Task prompt: Gather all lines in the entries below that include the word "avec".

--- START Supplied material ---

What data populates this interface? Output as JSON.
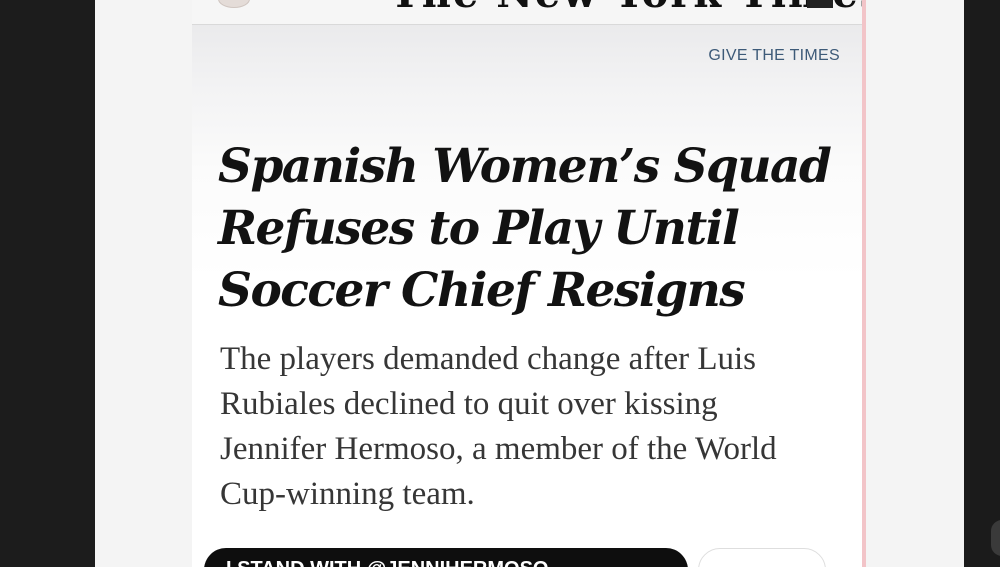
{
  "masthead": {
    "logo_text": "The New York Times"
  },
  "header": {
    "give_link": "GIVE THE TIMES"
  },
  "article": {
    "headline": "Spanish Women’s Squad Refuses to Play Until Soccer Chief Resigns",
    "summary": "The players demanded change after Luis Rubiales declined to quit over kissing Jennifer Hermoso, a member of the World Cup-winning team."
  },
  "sticker": {
    "label": "I STAND WITH @JENNIHERMOSO"
  },
  "colors": {
    "link": "#3d5a78",
    "headline": "#121212",
    "summary": "#363636",
    "sticker_bg": "#0e0e0e",
    "card_border": "#f2c4c8"
  },
  "icons": {
    "masthead_left": "seal-icon",
    "masthead_right": "menu-icon"
  }
}
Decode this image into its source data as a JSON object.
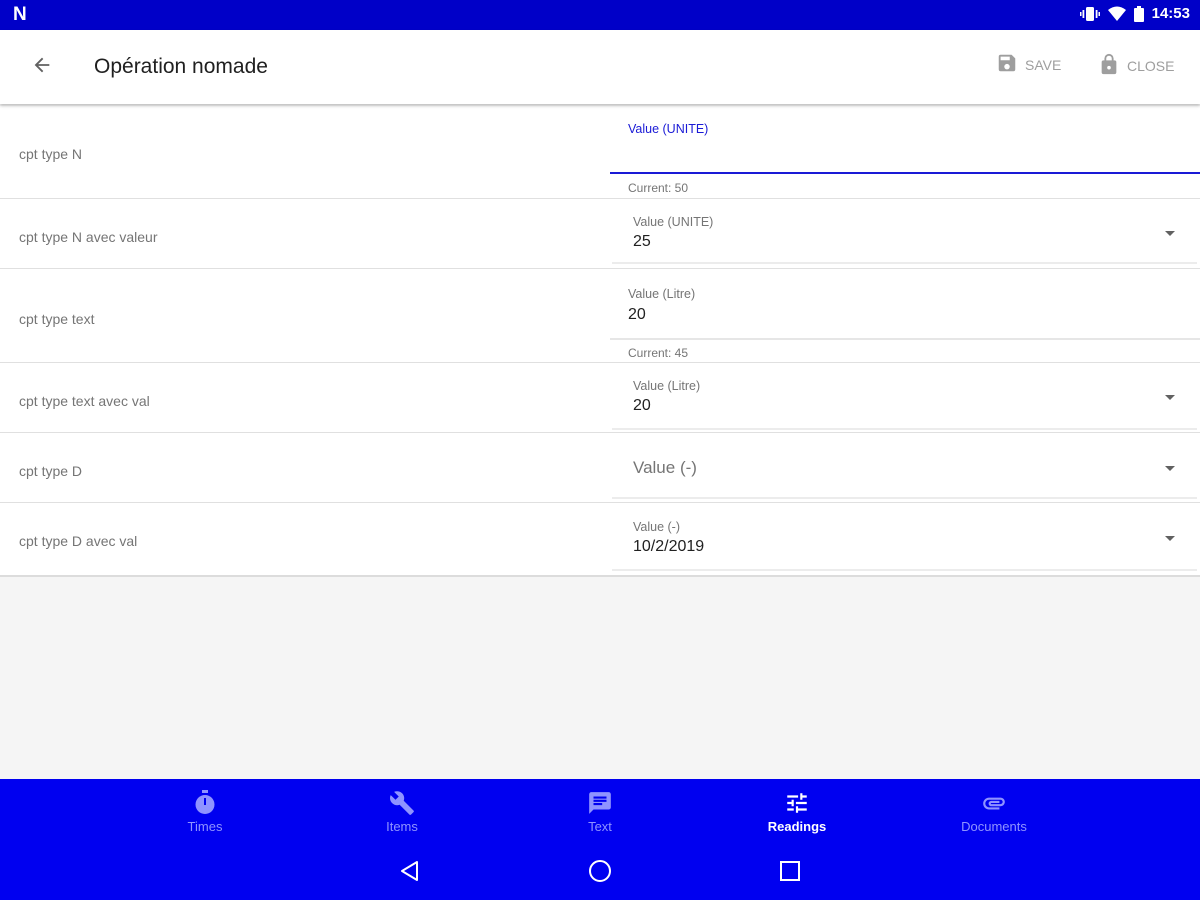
{
  "status_bar": {
    "logo": "N",
    "time": "14:53"
  },
  "app_bar": {
    "title": "Opération nomade",
    "save_label": "SAVE",
    "close_label": "CLOSE"
  },
  "rows": [
    {
      "label": "cpt type N",
      "field_label": "Value (UNITE)",
      "value": "",
      "helper": "Current: 50",
      "focused": true,
      "dropdown": false
    },
    {
      "label": "cpt type N avec valeur",
      "field_label": "Value (UNITE)",
      "value": "25",
      "helper": "",
      "dropdown": true
    },
    {
      "label": "cpt type text",
      "field_label": "Value (Litre)",
      "value": "20",
      "helper": "Current: 45",
      "dropdown": false
    },
    {
      "label": "cpt type text avec val",
      "field_label": "Value (Litre)",
      "value": "20",
      "helper": "",
      "dropdown": true
    },
    {
      "label": "cpt type D",
      "field_label": "",
      "value": "",
      "placeholder": "Value (-)",
      "helper": "",
      "dropdown": true
    },
    {
      "label": "cpt type D avec val",
      "field_label": "Value (-)",
      "value": "10/2/2019",
      "helper": "",
      "dropdown": true
    }
  ],
  "bottom_nav": {
    "active": "Readings",
    "items": [
      {
        "label": "Times",
        "icon": "timer-icon"
      },
      {
        "label": "Items",
        "icon": "wrench-icon"
      },
      {
        "label": "Text",
        "icon": "message-icon"
      },
      {
        "label": "Readings",
        "icon": "tune-icon"
      },
      {
        "label": "Documents",
        "icon": "attachment-icon"
      }
    ]
  },
  "colors": {
    "status_bar": "#0000c8",
    "nav_bar": "#0000f0",
    "accent": "#1a1ad6",
    "inactive_nav": "#8f93ff"
  }
}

--- END Supplied material ---

Solved problem:
      "label": "cpt type N avec valeur",
      "label": "cpt type text avec val",
      "label": "cpt type D avec val",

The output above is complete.